Extract>
· · · ·

This is a project I have been working on for some time, I manage a phpBB 3.1 forum that is pulling some traffic -that is great- the problem : server is not following. I found the server (VPS) dead already a few times in the morning showing OOM errors, killing of MySQL or Httpd. Resulting in the forum being totally unreachable, bad for the site, bad for google results, bad for my rep. even worse for my honor as ad interim sysadmin.


Solving this problem can be very easy : throw in allot of cash and upgrade to larger VPS packet or dedicated server. Before I take that expensive path, I want to be sure I have squeezed everything out of the current hardware and configuration. I “know” four webservers : Apache, Nginx, lighthttpd and ISS. However, the last one is the windows one, I wanne stay far away from it (blind discrimination). Lighthttpd I know from memory, but I haven’t looked it up, and I -probably wrongly- think it focuses on dropping less-used features and being a stable simple webserver, hence the name, simple and stable is not my ballpark for this. Apache I have setup a few times for small websites, while I would not call myself experienced I am certain that I could fix most common mistakes. On Nginx I have read the story’s that it could be setup to be multiple factors faster then Apache, due to the way it works, however on most recommendations, I found that people gave the advice to use Apache, cause its simpler to setup/maintain. For the purpose of squeezing everything from setup I will go with Apache since I’m a bit experience with it and Nginx, as its large selling point is the increase in speed at a lower usage in resources.

Current stack

Currently I am running vanilla Apache. The first thing to check if something is going slow is seeing what is making it go slow, the so called bottleneck. The stack is Centos 6.7, Apache 2.2, PHP 5.6, MySQL 5.1 and phpBB 3.1. Those in itself can be updated to the latest version, though updates rarely speed up application hugely unless a bug is known. Centos has not the bleeding edge new software and that makes them a good bet on being stable. They also update the software packages so that those huge bugs would be fixed regardless of the version.  So while updating could make some difference, I doubt that is where I am going to find the golden egg.  phpBB can’t be replaced in this case. (at-least that is not the preferred route)

· · · ·

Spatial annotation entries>

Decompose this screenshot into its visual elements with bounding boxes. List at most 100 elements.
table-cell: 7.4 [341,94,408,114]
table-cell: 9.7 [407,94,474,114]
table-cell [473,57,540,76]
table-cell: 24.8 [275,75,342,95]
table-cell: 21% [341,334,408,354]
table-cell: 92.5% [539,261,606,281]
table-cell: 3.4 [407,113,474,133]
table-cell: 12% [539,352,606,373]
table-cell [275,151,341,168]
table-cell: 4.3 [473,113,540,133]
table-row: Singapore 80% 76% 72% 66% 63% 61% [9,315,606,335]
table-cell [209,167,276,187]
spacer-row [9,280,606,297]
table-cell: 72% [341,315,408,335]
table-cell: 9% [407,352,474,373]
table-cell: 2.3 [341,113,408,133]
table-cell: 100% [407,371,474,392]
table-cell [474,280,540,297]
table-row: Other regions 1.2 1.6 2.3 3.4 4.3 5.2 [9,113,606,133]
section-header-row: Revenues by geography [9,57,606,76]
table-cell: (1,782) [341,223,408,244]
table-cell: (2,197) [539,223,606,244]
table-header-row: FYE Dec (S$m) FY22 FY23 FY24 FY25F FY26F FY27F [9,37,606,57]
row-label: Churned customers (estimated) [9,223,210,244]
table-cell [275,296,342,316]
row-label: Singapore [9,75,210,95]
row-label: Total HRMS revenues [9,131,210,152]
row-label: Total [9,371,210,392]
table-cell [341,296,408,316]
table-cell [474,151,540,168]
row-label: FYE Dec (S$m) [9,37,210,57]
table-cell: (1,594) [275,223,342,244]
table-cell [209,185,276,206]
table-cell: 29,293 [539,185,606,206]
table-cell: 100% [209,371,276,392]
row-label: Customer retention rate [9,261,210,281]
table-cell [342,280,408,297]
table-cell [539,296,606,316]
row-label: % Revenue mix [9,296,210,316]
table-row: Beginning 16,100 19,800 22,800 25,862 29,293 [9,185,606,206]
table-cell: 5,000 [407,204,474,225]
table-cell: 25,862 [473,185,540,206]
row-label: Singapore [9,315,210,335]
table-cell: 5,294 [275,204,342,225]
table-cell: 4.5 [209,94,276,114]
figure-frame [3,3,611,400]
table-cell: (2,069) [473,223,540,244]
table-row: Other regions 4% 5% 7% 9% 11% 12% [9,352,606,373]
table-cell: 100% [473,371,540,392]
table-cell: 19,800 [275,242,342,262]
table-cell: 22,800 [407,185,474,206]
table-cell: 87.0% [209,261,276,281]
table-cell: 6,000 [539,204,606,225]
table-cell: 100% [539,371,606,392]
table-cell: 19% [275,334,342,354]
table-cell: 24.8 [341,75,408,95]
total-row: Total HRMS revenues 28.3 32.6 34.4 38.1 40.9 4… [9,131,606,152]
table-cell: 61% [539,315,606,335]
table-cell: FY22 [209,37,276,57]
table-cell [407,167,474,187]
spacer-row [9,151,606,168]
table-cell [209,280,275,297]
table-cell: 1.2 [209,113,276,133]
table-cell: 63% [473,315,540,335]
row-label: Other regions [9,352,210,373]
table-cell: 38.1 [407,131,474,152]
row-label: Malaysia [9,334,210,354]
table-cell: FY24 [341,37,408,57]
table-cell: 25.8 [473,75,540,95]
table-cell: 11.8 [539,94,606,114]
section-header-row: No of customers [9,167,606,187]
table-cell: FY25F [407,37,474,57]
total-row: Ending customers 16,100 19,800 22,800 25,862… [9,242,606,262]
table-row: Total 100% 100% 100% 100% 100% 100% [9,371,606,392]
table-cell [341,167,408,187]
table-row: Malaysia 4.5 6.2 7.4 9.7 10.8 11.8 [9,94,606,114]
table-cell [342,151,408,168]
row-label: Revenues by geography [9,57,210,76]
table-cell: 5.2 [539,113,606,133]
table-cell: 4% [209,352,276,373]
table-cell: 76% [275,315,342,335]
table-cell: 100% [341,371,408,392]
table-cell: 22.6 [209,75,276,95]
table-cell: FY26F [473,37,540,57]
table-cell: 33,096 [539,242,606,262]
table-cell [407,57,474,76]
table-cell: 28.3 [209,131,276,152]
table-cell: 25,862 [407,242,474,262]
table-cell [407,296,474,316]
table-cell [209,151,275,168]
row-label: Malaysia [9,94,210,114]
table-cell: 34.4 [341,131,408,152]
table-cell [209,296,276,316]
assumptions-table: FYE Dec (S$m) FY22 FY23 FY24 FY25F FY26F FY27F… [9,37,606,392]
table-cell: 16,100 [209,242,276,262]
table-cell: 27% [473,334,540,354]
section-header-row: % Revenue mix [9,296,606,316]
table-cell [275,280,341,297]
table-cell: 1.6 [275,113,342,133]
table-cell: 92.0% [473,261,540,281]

· · · ·

Pick up the write-up on speeding up the overloaded phpBB forum server and continue it from its final sentence.

Exercise response>
Testing setup

There are some good tools online to test your application under load, sadly all the nice ones aren’t free. I don’t wanne go and spend a few hundred bucks on testing, that is simply not a option.  Ideally a load tester for phpBB should register user, post topics, read topics, edit topics, … most users don’t reload 100 times a same page … Still that is the only easy test I found. The tool Apache benchmark “simply” makes concurrent connections to the webserver. There are some alternatives, such as httperf, siege, jMeter, Tsung, gor, gatling, … all these tools are probably better then ab, but sadly take allot of configuration and work to get started with, I am going to try at-least a few of them but for now, AB has proven to be able to shoot the arrow straight in at my servers ‘Achilles’. Since I want to test multiple setups, I created a small bash script that will do a serie of ab tests.

SERVER="http://server/"

# ab run function will pull ab test
function ab_run { 
  # report
  echo "run $1 / $2" 
  # ab -n requests -c concurrent_users url
  ab -n $1 -c $2 $3 > result/ab_$2_$1 2>/dev/null;
  
  # let it stabilize
  sleep 15
}

# 1000 requests/10 concurrent_users

ab_run 50 5 $SERVER
ab_run 100 10 $SERVER
ab_run 200 20 $SERVER
ab_run 300 30 $SERVER
ab_run 400 40 $SERVER
ab_run 500 50 $SERVER
echo "ab run completed"

The scripts writes output to result/ directory, this output I will later reuse. Since I ran this on a VPS with limited resources (2CPU/2GB RAM) I had to scale down to get load that would not crash the server to begin with. I don’t want to test long stability, so I took a tenfold of concurrent requests. I let the server stabilize for 15 seconds, to see some more spread in load peaks. 15 seconds is not long enough to drop to zero load, so there is a bit of overlap to be expected. This is a simple test that will put load on the server, so don’t run it in production (unless you want customers on the phone). Also note that there is a limit on concurrent request a client machine is able to produce, though these values don’t come even close to that number. (while 50 users sound little, its a good starting point) This is not a the best method, but it is a decent starting point in my opinion.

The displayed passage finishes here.